— BEGIN INPUT —

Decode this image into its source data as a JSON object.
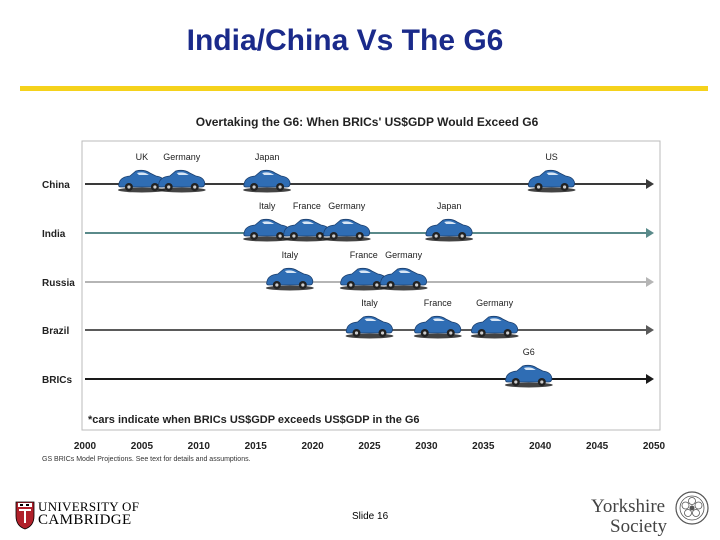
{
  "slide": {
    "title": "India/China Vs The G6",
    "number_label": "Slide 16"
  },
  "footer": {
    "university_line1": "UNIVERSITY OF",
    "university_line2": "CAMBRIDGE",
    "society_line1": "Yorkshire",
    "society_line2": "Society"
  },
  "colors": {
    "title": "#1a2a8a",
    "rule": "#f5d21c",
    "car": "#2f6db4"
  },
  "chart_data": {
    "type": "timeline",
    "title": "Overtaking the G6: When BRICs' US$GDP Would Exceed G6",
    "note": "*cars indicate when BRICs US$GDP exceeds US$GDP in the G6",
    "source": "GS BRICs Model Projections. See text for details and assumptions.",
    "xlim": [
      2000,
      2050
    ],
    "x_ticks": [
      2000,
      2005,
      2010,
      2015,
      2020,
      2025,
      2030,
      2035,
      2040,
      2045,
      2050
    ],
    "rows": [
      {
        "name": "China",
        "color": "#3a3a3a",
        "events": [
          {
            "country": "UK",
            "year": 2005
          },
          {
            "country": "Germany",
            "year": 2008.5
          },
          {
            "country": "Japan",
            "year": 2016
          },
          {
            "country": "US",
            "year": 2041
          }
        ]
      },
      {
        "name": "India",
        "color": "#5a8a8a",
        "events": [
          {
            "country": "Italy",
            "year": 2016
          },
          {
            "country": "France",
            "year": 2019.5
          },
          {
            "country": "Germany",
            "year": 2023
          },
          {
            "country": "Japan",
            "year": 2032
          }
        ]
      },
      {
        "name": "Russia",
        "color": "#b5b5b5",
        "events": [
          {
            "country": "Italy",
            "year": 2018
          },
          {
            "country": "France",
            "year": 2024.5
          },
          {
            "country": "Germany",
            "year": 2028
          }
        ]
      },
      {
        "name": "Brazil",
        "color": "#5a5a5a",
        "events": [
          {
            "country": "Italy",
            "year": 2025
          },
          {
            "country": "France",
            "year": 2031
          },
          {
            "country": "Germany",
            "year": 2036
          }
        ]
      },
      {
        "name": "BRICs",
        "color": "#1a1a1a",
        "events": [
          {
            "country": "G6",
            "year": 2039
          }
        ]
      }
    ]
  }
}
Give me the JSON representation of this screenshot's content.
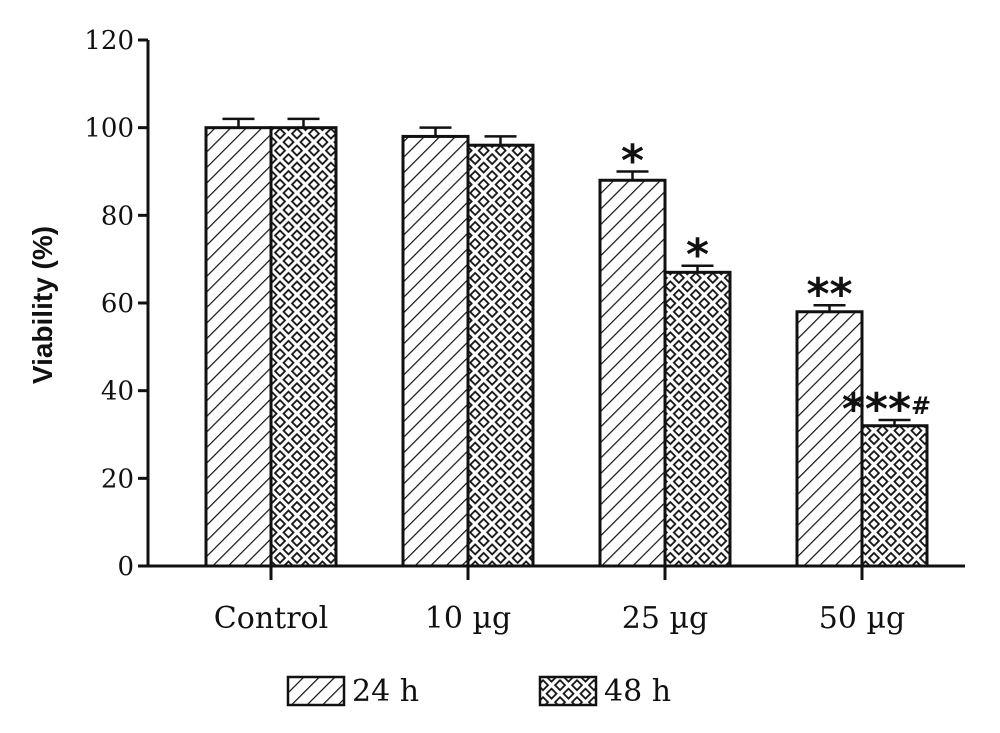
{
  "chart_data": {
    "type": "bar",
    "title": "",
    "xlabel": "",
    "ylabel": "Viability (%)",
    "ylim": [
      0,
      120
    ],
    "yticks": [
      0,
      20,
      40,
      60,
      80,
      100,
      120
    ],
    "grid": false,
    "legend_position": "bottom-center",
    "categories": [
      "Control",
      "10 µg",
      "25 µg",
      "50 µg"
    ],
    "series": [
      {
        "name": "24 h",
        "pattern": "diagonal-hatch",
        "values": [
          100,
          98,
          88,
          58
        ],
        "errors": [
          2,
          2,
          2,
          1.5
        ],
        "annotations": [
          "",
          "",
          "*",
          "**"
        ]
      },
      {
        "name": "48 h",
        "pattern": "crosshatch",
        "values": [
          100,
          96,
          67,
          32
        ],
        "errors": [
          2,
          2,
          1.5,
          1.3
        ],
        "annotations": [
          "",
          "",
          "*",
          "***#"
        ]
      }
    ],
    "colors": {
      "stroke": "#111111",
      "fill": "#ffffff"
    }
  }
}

— END INPUT —

WHAT IS EXPECTED - Return every line holding the word "source" from the records.

FULL SOLUTION -
Decode this image into its source data as a JSON object.
    "source": "GS BRICs Model Projections. See text for details and assumptions.",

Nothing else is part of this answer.